• [Exercise goal]
When you return the entries, keep every word and mark exactly as it is.

• [Data shown]
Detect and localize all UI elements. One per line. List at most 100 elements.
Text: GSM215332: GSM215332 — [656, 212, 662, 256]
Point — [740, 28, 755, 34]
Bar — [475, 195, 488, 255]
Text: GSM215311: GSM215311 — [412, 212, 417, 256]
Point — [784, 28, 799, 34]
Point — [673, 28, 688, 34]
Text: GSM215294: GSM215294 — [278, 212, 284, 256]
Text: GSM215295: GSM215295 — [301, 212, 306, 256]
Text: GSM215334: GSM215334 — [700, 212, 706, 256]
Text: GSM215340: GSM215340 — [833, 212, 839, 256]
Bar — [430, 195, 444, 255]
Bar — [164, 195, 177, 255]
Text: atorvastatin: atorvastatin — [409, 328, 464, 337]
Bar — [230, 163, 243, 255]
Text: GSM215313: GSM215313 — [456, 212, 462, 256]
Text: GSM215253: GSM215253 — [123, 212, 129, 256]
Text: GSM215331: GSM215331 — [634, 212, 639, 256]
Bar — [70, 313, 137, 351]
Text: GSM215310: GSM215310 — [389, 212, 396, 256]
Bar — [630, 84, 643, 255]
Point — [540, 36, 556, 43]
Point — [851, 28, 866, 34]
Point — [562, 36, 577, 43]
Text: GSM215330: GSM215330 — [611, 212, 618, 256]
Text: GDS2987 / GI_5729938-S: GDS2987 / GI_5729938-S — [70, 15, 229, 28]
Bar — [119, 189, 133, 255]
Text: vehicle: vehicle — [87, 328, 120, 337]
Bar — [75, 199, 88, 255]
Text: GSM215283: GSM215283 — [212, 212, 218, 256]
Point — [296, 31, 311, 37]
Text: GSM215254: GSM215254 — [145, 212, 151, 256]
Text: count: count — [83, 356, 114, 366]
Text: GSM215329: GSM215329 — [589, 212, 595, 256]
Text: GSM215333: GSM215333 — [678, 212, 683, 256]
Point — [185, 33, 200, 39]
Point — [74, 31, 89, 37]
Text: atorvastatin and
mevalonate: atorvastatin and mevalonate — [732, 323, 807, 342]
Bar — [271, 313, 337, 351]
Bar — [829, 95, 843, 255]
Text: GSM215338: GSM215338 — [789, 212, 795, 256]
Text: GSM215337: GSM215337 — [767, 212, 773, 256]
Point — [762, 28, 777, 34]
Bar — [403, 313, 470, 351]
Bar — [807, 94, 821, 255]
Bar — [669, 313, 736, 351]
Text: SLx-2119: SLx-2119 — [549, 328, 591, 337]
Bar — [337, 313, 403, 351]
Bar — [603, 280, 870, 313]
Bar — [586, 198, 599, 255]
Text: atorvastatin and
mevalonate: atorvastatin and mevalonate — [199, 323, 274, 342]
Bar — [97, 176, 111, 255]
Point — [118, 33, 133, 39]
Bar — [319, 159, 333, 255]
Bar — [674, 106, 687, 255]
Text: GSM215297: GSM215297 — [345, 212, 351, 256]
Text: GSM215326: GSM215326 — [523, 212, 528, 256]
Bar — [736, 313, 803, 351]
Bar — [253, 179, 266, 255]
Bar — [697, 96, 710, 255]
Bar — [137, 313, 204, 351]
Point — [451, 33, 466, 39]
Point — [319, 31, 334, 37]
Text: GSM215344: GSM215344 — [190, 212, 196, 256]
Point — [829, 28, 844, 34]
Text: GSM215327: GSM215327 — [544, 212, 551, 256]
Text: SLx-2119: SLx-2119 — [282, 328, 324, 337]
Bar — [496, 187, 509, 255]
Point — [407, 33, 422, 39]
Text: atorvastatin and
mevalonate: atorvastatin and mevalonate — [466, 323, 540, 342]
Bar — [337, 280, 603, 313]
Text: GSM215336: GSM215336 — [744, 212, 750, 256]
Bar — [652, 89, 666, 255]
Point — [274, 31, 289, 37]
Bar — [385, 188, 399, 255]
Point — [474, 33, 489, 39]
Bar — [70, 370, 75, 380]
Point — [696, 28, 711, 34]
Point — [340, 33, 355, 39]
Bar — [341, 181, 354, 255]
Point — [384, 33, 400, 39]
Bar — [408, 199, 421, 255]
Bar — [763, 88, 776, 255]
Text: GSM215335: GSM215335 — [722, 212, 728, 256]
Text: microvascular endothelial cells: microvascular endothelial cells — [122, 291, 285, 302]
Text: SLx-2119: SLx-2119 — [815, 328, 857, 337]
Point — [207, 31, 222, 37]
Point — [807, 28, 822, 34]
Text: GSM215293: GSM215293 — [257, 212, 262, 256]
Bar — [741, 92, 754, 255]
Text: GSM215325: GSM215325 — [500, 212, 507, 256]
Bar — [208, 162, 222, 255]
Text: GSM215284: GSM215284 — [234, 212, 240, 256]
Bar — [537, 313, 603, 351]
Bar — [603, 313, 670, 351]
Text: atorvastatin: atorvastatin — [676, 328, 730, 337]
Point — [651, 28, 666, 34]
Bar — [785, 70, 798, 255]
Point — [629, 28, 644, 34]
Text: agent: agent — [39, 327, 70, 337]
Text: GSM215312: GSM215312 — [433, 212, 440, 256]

• [Solution to this exercise]
Detect and localize all UI elements. One per line. List at most 100 elements.
Text: GSM215332: GSM215332 — [656, 212, 662, 256]
Point — [740, 28, 755, 34]
Bar — [475, 195, 488, 255]
Text: GSM215311: GSM215311 — [412, 212, 417, 256]
Point — [784, 28, 799, 34]
Point — [673, 28, 688, 34]
Text: GSM215294: GSM215294 — [278, 212, 284, 256]
Text: GSM215295: GSM215295 — [301, 212, 306, 256]
Text: GSM215334: GSM215334 — [700, 212, 706, 256]
Text: GSM215340: GSM215340 — [833, 212, 839, 256]
Bar — [430, 195, 444, 255]
Bar — [164, 195, 177, 255]
Text: atorvastatin: atorvastatin — [409, 328, 464, 337]
Bar — [230, 163, 243, 255]
Text: GSM215313: GSM215313 — [456, 212, 462, 256]
Text: GSM215253: GSM215253 — [123, 212, 129, 256]
Text: GSM215331: GSM215331 — [634, 212, 639, 256]
Bar — [70, 313, 137, 351]
Text: GSM215310: GSM215310 — [389, 212, 396, 256]
Bar — [630, 84, 643, 255]
Point — [540, 36, 556, 43]
Point — [851, 28, 866, 34]
Point — [562, 36, 577, 43]
Text: GSM215330: GSM215330 — [611, 212, 618, 256]
Text: GDS2987 / GI_5729938-S: GDS2987 / GI_5729938-S — [70, 15, 229, 28]
Bar — [119, 189, 133, 255]
Text: vehicle: vehicle — [87, 328, 120, 337]
Bar — [75, 199, 88, 255]
Text: GSM215283: GSM215283 — [212, 212, 218, 256]
Point — [296, 31, 311, 37]
Text: GSM215254: GSM215254 — [145, 212, 151, 256]
Text: count: count — [83, 356, 114, 366]
Text: GSM215329: GSM215329 — [589, 212, 595, 256]
Text: GSM215333: GSM215333 — [678, 212, 683, 256]
Point — [185, 33, 200, 39]
Point — [74, 31, 89, 37]
Text: atorvastatin and
mevalonate: atorvastatin and mevalonate — [732, 323, 807, 342]
Bar — [271, 313, 337, 351]
Bar — [829, 95, 843, 255]
Text: GSM215338: GSM215338 — [789, 212, 795, 256]
Text: GSM215337: GSM215337 — [767, 212, 773, 256]
Point — [762, 28, 777, 34]
Bar — [403, 313, 470, 351]
Bar — [807, 94, 821, 255]
Bar — [669, 313, 736, 351]
Text: SLx-2119: SLx-2119 — [549, 328, 591, 337]
Bar — [337, 313, 403, 351]
Bar — [603, 280, 870, 313]
Bar — [586, 198, 599, 255]
Text: atorvastatin and
mevalonate: atorvastatin and mevalonate — [199, 323, 274, 342]
Bar — [97, 176, 111, 255]
Point — [118, 33, 133, 39]
Bar — [319, 159, 333, 255]
Bar — [674, 106, 687, 255]
Text: GSM215297: GSM215297 — [345, 212, 351, 256]
Text: GSM215326: GSM215326 — [523, 212, 528, 256]
Bar — [736, 313, 803, 351]
Bar — [253, 179, 266, 255]
Bar — [697, 96, 710, 255]
Bar — [137, 313, 204, 351]
Point — [451, 33, 466, 39]
Point — [319, 31, 334, 37]
Text: GSM215344: GSM215344 — [190, 212, 196, 256]
Point — [829, 28, 844, 34]
Text: GSM215327: GSM215327 — [544, 212, 551, 256]
Text: SLx-2119: SLx-2119 — [282, 328, 324, 337]
Bar — [496, 187, 509, 255]
Point — [407, 33, 422, 39]
Text: atorvastatin and
mevalonate: atorvastatin and mevalonate — [466, 323, 540, 342]
Bar — [337, 280, 603, 313]
Text: GSM215336: GSM215336 — [744, 212, 750, 256]
Bar — [652, 89, 666, 255]
Point — [274, 31, 289, 37]
Bar — [385, 188, 399, 255]
Point — [474, 33, 489, 39]
Bar — [70, 370, 75, 380]
Point — [696, 28, 711, 34]
Point — [340, 33, 355, 39]
Bar — [341, 181, 354, 255]
Point — [384, 33, 400, 39]
Bar — [408, 199, 421, 255]
Bar — [763, 88, 776, 255]
Text: GSM215335: GSM215335 — [722, 212, 728, 256]
Text: microvascular endothelial cells: microvascular endothelial cells — [122, 291, 285, 302]
Text: SLx-2119: SLx-2119 — [815, 328, 857, 337]
Point — [207, 31, 222, 37]
Point — [807, 28, 822, 34]
Text: GSM215293: GSM215293 — [257, 212, 262, 256]
Bar — [741, 92, 754, 255]
Text: GSM215325: GSM215325 — [500, 212, 507, 256]
Bar — [208, 162, 222, 255]
Text: GSM215284: GSM215284 — [234, 212, 240, 256]
Bar — [537, 313, 603, 351]
Bar — [603, 313, 670, 351]
Text: atorvastatin: atorvastatin — [676, 328, 730, 337]
Point — [651, 28, 666, 34]
Bar — [785, 70, 798, 255]
Point — [629, 28, 644, 34]
Text: agent: agent — [39, 327, 70, 337]
Text: GSM215312: GSM215312 — [433, 212, 440, 256]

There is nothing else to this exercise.